-- Task prompt --
All of the data below must be repeated exactly.

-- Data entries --

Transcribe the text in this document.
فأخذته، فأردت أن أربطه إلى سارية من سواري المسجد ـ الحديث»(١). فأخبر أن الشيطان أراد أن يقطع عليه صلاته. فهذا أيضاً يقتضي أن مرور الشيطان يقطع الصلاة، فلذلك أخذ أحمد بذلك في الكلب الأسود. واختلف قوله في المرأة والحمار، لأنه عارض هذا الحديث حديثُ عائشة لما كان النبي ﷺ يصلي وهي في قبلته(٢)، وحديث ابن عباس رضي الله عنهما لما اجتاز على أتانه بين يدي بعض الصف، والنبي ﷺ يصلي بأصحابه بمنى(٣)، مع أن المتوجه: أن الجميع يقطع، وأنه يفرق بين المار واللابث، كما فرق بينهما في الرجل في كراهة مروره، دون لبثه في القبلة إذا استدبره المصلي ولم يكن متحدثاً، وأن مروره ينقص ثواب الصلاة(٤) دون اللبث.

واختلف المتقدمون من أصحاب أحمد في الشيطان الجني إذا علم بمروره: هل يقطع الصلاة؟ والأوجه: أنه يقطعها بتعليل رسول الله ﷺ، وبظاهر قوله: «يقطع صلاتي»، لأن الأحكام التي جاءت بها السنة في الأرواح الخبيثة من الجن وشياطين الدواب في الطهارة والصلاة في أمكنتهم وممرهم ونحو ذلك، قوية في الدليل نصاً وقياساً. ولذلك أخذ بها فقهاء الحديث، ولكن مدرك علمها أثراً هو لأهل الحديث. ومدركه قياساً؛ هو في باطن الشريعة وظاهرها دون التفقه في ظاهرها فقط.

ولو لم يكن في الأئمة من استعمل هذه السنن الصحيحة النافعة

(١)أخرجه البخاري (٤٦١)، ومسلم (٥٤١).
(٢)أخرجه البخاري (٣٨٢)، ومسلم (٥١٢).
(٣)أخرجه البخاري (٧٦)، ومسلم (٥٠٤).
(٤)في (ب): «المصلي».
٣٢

-- Solution to this task --
Transcribe the text in this document.
فأخذته، فأردت أن أربطه إلى سارية من سواري المسجد ـ الحديث»(١). فأخبر أن الشيطان أراد أن يقطع عليه صلاته. فهذا أيضاً يقتضي أن مرور الشيطان يقطع الصلاة، فلذلك أخذ أحمد بذلك في الكلب الأسود. واختلف قوله في المرأة والحمار، لأنه عارض هذا الحديث حديثُ عائشة لما كان النبي ﷺ يصلي وهي في قبلته(٢)، وحديث ابن عباس رضي الله عنهما لما اجتاز على أتانه بين يدي بعض الصف، والنبي ﷺ يصلي بأصحابه بمنى(٣)، مع أن المتوجه: أن الجميع يقطع، وأنه يفرق بين المار واللابث، كما فرق بينهما في الرجل في كراهة مروره، دون لبثه في القبلة إذا استدبره المصلي ولم يكن متحدثاً، وأن مروره ينقص ثواب الصلاة(٤) دون اللبث.

واختلف المتقدمون من أصحاب أحمد في الشيطان الجني إذا علم بمروره: هل يقطع الصلاة؟ والأوجه: أنه يقطعها بتعليل رسول الله ﷺ، وبظاهر قوله: «يقطع صلاتي»، لأن الأحكام التي جاءت بها السنة في الأرواح الخبيثة من الجن وشياطين الدواب في الطهارة والصلاة في أمكنتهم وممرهم ونحو ذلك، قوية في الدليل نصاً وقياساً. ولذلك أخذ بها فقهاء الحديث، ولكن مدرك علمها أثراً هو لأهل الحديث. ومدركه قياساً؛ هو في باطن الشريعة وظاهرها دون التفقه في ظاهرها فقط.

ولو لم يكن في الأئمة من استعمل هذه السنن الصحيحة النافعة

(١)أخرجه البخاري (٤٦١)، ومسلم (٥٤١).
(٢)أخرجه البخاري (٣٨٢)، ومسلم (٥١٢).
(٣)أخرجه البخاري (٧٦)، ومسلم (٥٠٤).
(٤)في (ب): «المصلي».
٣٢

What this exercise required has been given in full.